[Collected data entries]

┄┄┄┄┄┄

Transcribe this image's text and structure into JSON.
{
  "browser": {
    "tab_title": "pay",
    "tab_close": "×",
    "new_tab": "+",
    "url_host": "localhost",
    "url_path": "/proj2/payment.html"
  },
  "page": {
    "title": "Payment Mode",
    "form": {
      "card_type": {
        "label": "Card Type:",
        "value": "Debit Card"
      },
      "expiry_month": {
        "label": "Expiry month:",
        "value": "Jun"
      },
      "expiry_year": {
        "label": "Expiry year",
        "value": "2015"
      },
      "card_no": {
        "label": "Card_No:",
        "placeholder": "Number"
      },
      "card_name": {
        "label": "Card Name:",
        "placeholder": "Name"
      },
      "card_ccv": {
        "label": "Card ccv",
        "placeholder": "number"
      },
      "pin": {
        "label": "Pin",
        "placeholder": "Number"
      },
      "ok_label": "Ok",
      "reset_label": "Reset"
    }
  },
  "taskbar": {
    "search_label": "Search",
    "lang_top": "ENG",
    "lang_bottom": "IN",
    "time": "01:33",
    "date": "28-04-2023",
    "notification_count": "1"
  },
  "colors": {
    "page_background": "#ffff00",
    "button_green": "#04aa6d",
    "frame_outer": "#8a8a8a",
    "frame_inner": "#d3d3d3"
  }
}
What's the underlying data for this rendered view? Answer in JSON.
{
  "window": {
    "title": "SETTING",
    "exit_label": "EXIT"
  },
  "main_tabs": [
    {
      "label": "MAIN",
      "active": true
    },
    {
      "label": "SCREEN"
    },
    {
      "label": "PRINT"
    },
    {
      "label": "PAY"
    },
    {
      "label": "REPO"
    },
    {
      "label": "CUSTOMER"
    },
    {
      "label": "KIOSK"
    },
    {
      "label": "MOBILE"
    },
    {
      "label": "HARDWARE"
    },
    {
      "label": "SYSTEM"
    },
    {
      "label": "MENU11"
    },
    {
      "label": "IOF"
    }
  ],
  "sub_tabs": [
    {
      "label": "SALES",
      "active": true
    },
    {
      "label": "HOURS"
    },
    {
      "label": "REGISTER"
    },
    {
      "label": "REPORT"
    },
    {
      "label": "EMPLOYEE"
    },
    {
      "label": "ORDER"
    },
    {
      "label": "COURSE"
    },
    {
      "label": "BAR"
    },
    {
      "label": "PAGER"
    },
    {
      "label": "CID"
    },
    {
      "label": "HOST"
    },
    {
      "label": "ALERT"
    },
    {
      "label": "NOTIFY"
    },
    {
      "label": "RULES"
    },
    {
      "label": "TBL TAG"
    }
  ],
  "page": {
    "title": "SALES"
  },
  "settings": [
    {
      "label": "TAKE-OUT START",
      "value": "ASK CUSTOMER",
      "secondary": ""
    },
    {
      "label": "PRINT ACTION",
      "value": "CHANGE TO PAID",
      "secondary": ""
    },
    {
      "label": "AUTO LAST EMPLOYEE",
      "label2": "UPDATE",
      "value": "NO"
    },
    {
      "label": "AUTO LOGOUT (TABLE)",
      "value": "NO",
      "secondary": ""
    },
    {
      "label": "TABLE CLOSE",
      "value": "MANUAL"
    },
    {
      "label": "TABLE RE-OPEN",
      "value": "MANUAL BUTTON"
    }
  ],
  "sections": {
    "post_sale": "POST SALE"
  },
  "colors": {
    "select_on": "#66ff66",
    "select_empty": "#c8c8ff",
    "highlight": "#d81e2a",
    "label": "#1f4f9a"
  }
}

┄┄┄┄┄┄

Scan the material above for the string "value" and return the lines that hold it.

        "value": "Debit Card"
        "value": "Jun"
        "value": "2015"
      "value": "ASK CUSTOMER",
      "value": "CHANGE TO PAID",
      "value": "NO"
      "value": "NO",
      "value": "MANUAL"
      "value": "MANUAL BUTTON"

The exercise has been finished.